= Work instructions =
Output the material below unchanged, apart from leaving out the pictures.

= Information shown =
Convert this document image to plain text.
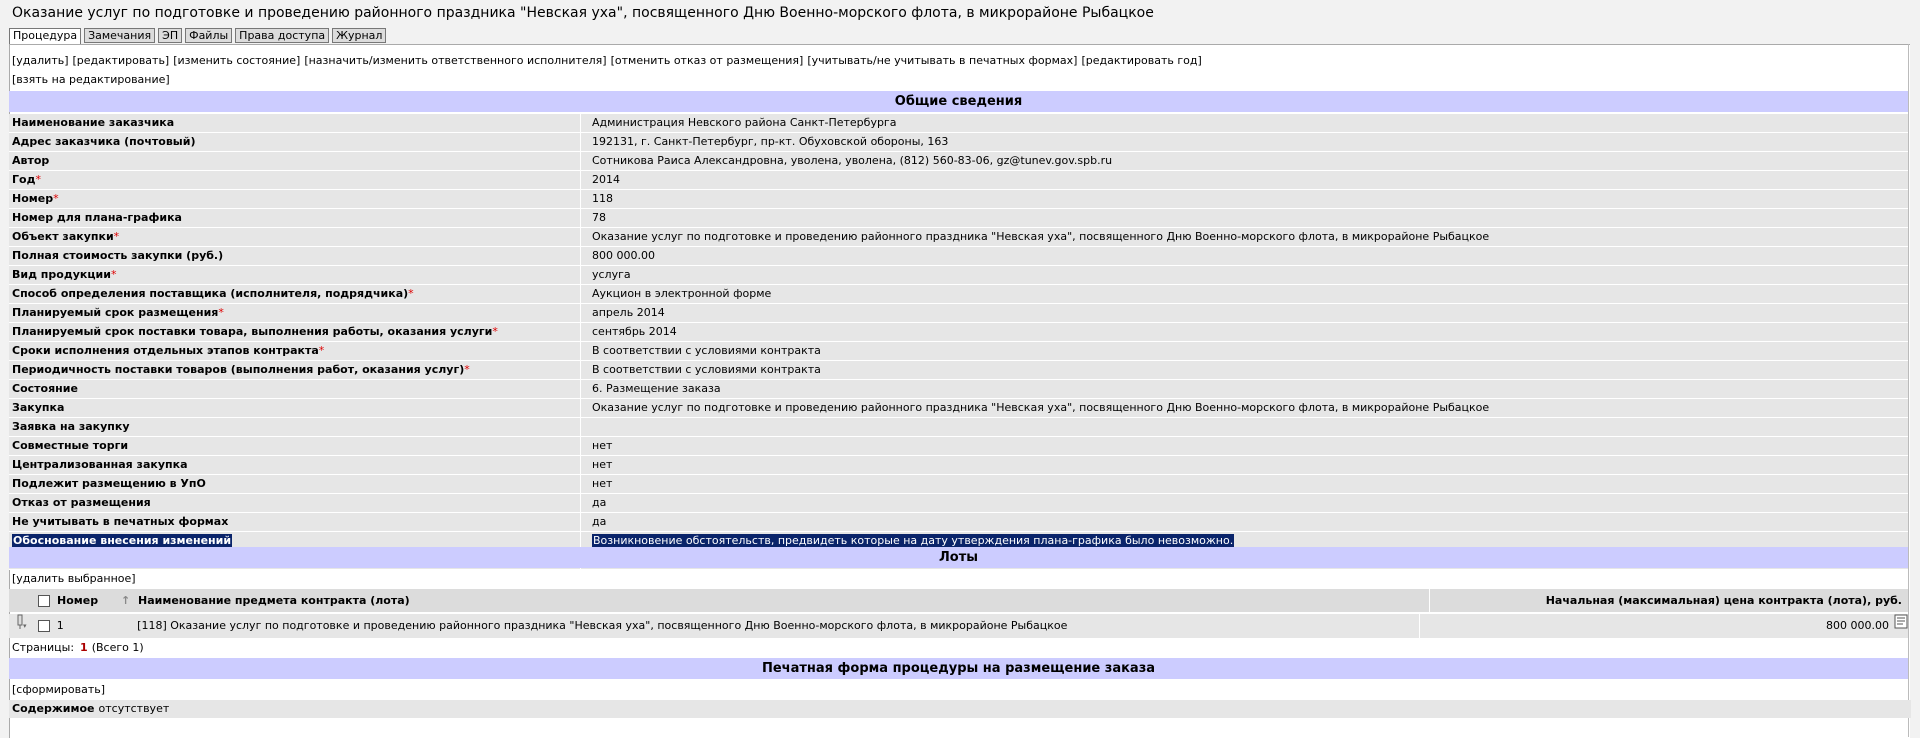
Оказание услуг по подготовке и проведению районного праздника "Невская уха", посвященного Дню Военно-морского флота, в микрорайоне Рыбацкое
Процедура Замечания ЭП Файлы Права доступа Журнал
[удалить] [редактировать] [изменить состояние] [назначить/изменить ответственного исполнителя] [отменить отказ от размещения] [учитывать/не учитывать в печатных формах] [редактировать год]
[взять на редактирование]
Общие сведения
Наименование заказчика	Администрация Невского района Санкт-Петербурга
Адрес заказчика (почтовый)	192131, г. Санкт-Петербург, пр-кт. Обуховской обороны, 163
Автор	Сотникова Раиса Александровна, уволена, уволена, (812) 560-83-06, gz@tunev.gov.spb.ru
Год*	2014
Номер*	118
Номер для плана-графика	78
Объект закупки*	Оказание услуг по подготовке и проведению районного праздника "Невская уха", посвященного Дню Военно-морского флота, в микрорайоне Рыбацкое
Полная стоимость закупки (руб.)	800 000.00
Вид продукции*	услуга
Способ определения поставщика (исполнителя, подрядчика)*	Аукцион в электронной форме
Планируемый срок размещения*	апрель 2014
Планируемый срок поставки товара, выполнения работы, оказания услуги*	сентябрь 2014
Сроки исполнения отдельных этапов контракта*	В соответствии с условиями контракта
Периодичность поставки товаров (выполнения работ, оказания услуг)*	В соответствии с условиями контракта
Состояние	6. Размещение заказа
Закупка	Оказание услуг по подготовке и проведению районного праздника "Невская уха", посвященного Дню Военно-морского флота, в микрорайоне Рыбацкое
Заявка на закупку
Совместные торги	нет
Централизованная закупка	нет
Подлежит размещению в УпО	нет
Отказ от размещения	да
Не учитывать в печатных формах	да
Обоснование внесения изменений	Возникновение обстоятельств, предвидеть которые на дату утверждения плана-графика было невозможно.
Лоты
[удалить выбранное]
Номер	↑ Наименование предмета контракта (лота)	Начальная (максимальная) цена контракта (лота), руб.
▾	1	[118] Оказание услуг по подготовке и проведению районного праздника "Невская уха", посвященного Дню Военно-морского флота, в микрорайоне Рыбацкое	800 000.00
Страницы: 1 (Всего 1)
Печатная форма процедуры на размещение заказа
[сформировать]
Содержимое отсутствует
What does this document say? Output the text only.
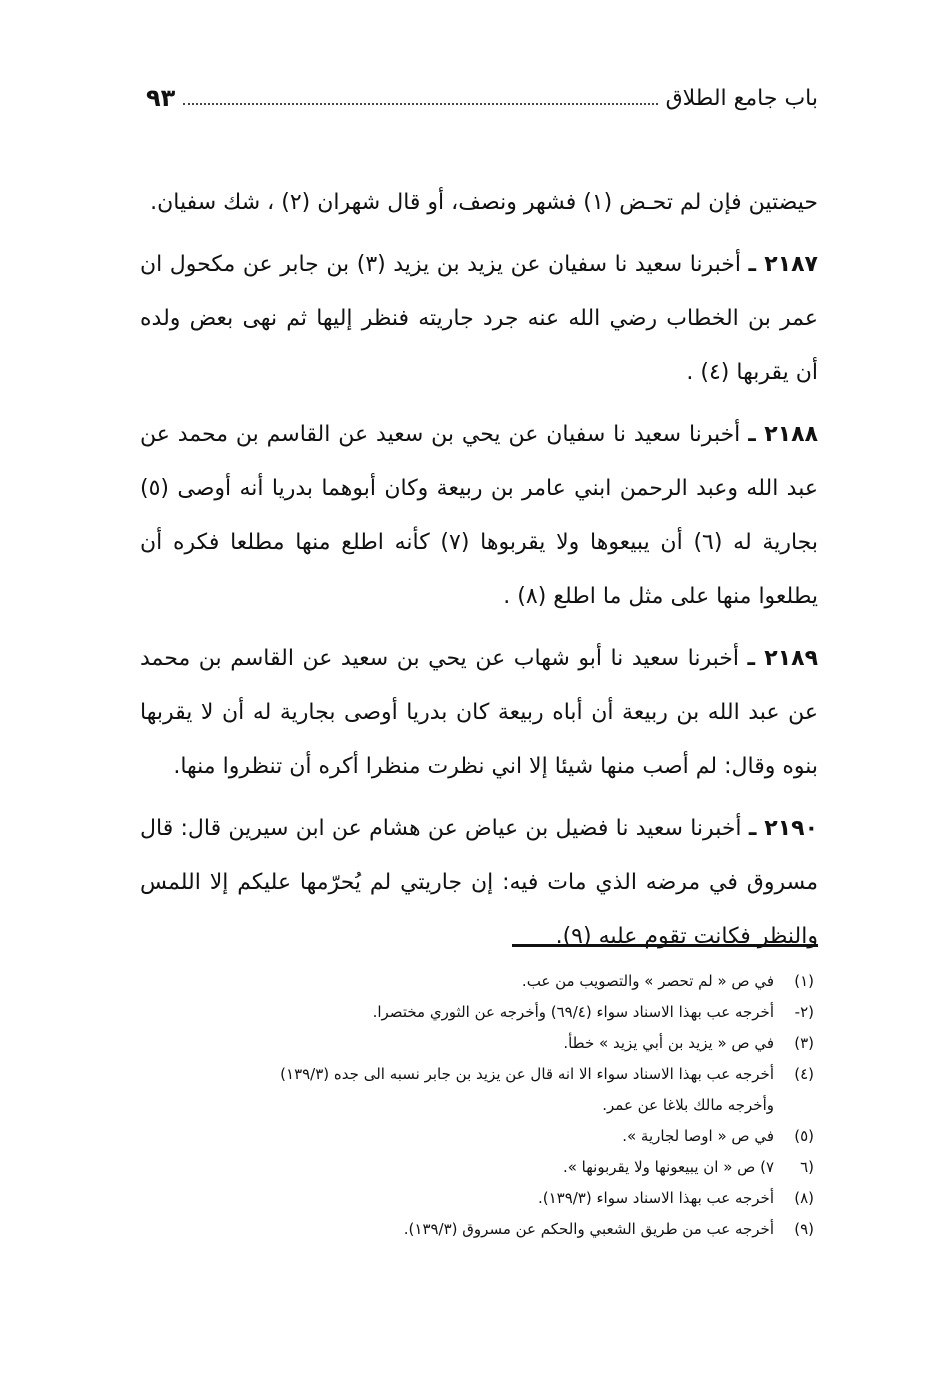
باب جامع الطلاق
٩٣

حيضتين فإن لم تحـض (١) فشهر ونصف، أو قال شهران (٢) ، شك سفيان.

٢١٨٧ ـ أخبرنا سعيد نا سفيان عن يزيد بن يزيد (٣) بن جابر عن مكحول ان عمر بن الخطاب رضي الله عنه جرد جاريته فنظر إليها ثم نهى بعض ولده أن يقربها (٤) .

٢١٨٨ ـ أخبرنا سعيد نا سفيان عن يحي بن سعيد عن القاسم بن محمد عن عبد الله وعبد الرحمن ابني عامر بن ربيعة وكان أبوهما بدريا أنه أوصى (٥) بجارية له (٦) أن يبيعوها ولا يقربوها (٧) كأنه اطلع منها مطلعا فكره أن يطلعوا منها على مثل ما اطلع (٨) .

٢١٨٩ ـ أخبرنا سعيد نا أبو شهاب عن يحي بن سعيد عن القاسم بن محمد عن عبد الله بن ربيعة أن أباه ربيعة كان بدريا أوصى بجارية له أن لا يقربها بنوه وقال: لم أصب منها شيئا إلا اني نظرت منظرا أكره أن تنظروا منها.

٢١٩٠ ـ أخبرنا سعيد نا فضيل بن عياض عن هشام عن ابن سيرين قال: قال مسروق في مرضه الذي مات فيه: إن جاريتي لم يُحرّمها عليكم إلا اللمس والنظر فكانت تقوم عليه (٩).

(١)
في ص « لم تحصر » والتصويب من عب.
(٢-
أخرجه عب بهذا الاسناد سواء (٦٩/٤) وأخرجه عن الثوري مختصرا.
(٣)
في ص « يزيد بن أبي يزيد » خطأ.
(٤)
أخرجه عب بهذا الاسناد سواء الا انه قال عن يزيد بن جابر نسبه الى جده (١٣٩/٣)
وأخرجه مالك بلاغا عن عمر.
(٥)
في ص « اوصا لجارية ».
(٦
٧) ص « ان يبيعونها ولا يقربونها ».
(٨)
أخرجه عب بهذا الاسناد سواء (١٣٩/٣).
(٩)
أخرجه عب من طريق الشعبي والحكم عن مسروق (١٣٩/٣).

= Right answer =
Convert this document image to plain text.
Оказание услуг по подготовке и проведению районного праздника "Невская уха", посвященного Дню Военно-морского флота, в микрорайоне Рыбацкое
Процедура Замечания ЭП Файлы Права доступа Журнал
[удалить] [редактировать] [изменить состояние] [назначить/изменить ответственного исполнителя] [отменить отказ от размещения] [учитывать/не учитывать в печатных формах] [редактировать год]
[взять на редактирование]
Общие сведения
Наименование заказчика	Администрация Невского района Санкт-Петербурга
Адрес заказчика (почтовый)	192131, г. Санкт-Петербург, пр-кт. Обуховской обороны, 163
Автор	Сотникова Раиса Александровна, уволена, уволена, (812) 560-83-06, gz@tunev.gov.spb.ru
Год*	2014
Номер*	118
Номер для плана-графика	78
Объект закупки*	Оказание услуг по подготовке и проведению районного праздника "Невская уха", посвященного Дню Военно-морского флота, в микрорайоне Рыбацкое
Полная стоимость закупки (руб.)	800 000.00
Вид продукции*	услуга
Способ определения поставщика (исполнителя, подрядчика)*	Аукцион в электронной форме
Планируемый срок размещения*	апрель 2014
Планируемый срок поставки товара, выполнения работы, оказания услуги*	сентябрь 2014
Сроки исполнения отдельных этапов контракта*	В соответствии с условиями контракта
Периодичность поставки товаров (выполнения работ, оказания услуг)*	В соответствии с условиями контракта
Состояние	6. Размещение заказа
Закупка	Оказание услуг по подготовке и проведению районного праздника "Невская уха", посвященного Дню Военно-морского флота, в микрорайоне Рыбацкое
Заявка на закупку
Совместные торги	нет
Централизованная закупка	нет
Подлежит размещению в УпО	нет
Отказ от размещения	да
Не учитывать в печатных формах	да
Обоснование внесения изменений	Возникновение обстоятельств, предвидеть которые на дату утверждения плана-графика было невозможно.
Лоты
[удалить выбранное]
Номер	↑ Наименование предмета контракта (лота)	Начальная (максимальная) цена контракта (лота), руб.
▾	1	[118] Оказание услуг по подготовке и проведению районного праздника "Невская уха", посвященного Дню Военно-морского флота, в микрорайоне Рыбацкое	800 000.00
Страницы: 1 (Всего 1)
Печатная форма процедуры на размещение заказа
[сформировать]
Содержимое отсутствует
What does this document say? Output the text only.
باب جامع الطلاق
٩٣

حيضتين فإن لم تحـض (١) فشهر ونصف، أو قال شهران (٢) ، شك سفيان.

٢١٨٧ ـ أخبرنا سعيد نا سفيان عن يزيد بن يزيد (٣) بن جابر عن مكحول ان عمر بن الخطاب رضي الله عنه جرد جاريته فنظر إليها ثم نهى بعض ولده أن يقربها (٤) .

٢١٨٨ ـ أخبرنا سعيد نا سفيان عن يحي بن سعيد عن القاسم بن محمد عن عبد الله وعبد الرحمن ابني عامر بن ربيعة وكان أبوهما بدريا أنه أوصى (٥) بجارية له (٦) أن يبيعوها ولا يقربوها (٧) كأنه اطلع منها مطلعا فكره أن يطلعوا منها على مثل ما اطلع (٨) .

٢١٨٩ ـ أخبرنا سعيد نا أبو شهاب عن يحي بن سعيد عن القاسم بن محمد عن عبد الله بن ربيعة أن أباه ربيعة كان بدريا أوصى بجارية له أن لا يقربها بنوه وقال: لم أصب منها شيئا إلا اني نظرت منظرا أكره أن تنظروا منها.

٢١٩٠ ـ أخبرنا سعيد نا فضيل بن عياض عن هشام عن ابن سيرين قال: قال مسروق في مرضه الذي مات فيه: إن جاريتي لم يُحرّمها عليكم إلا اللمس والنظر فكانت تقوم عليه (٩).

(١)
في ص « لم تحصر » والتصويب من عب.
(٢-
أخرجه عب بهذا الاسناد سواء (٦٩/٤) وأخرجه عن الثوري مختصرا.
(٣)
في ص « يزيد بن أبي يزيد » خطأ.
(٤)
أخرجه عب بهذا الاسناد سواء الا انه قال عن يزيد بن جابر نسبه الى جده (١٣٩/٣)
وأخرجه مالك بلاغا عن عمر.
(٥)
في ص « اوصا لجارية ».
(٦
٧) ص « ان يبيعونها ولا يقربونها ».
(٨)
أخرجه عب بهذا الاسناد سواء (١٣٩/٣).
(٩)
أخرجه عب من طريق الشعبي والحكم عن مسروق (١٣٩/٣).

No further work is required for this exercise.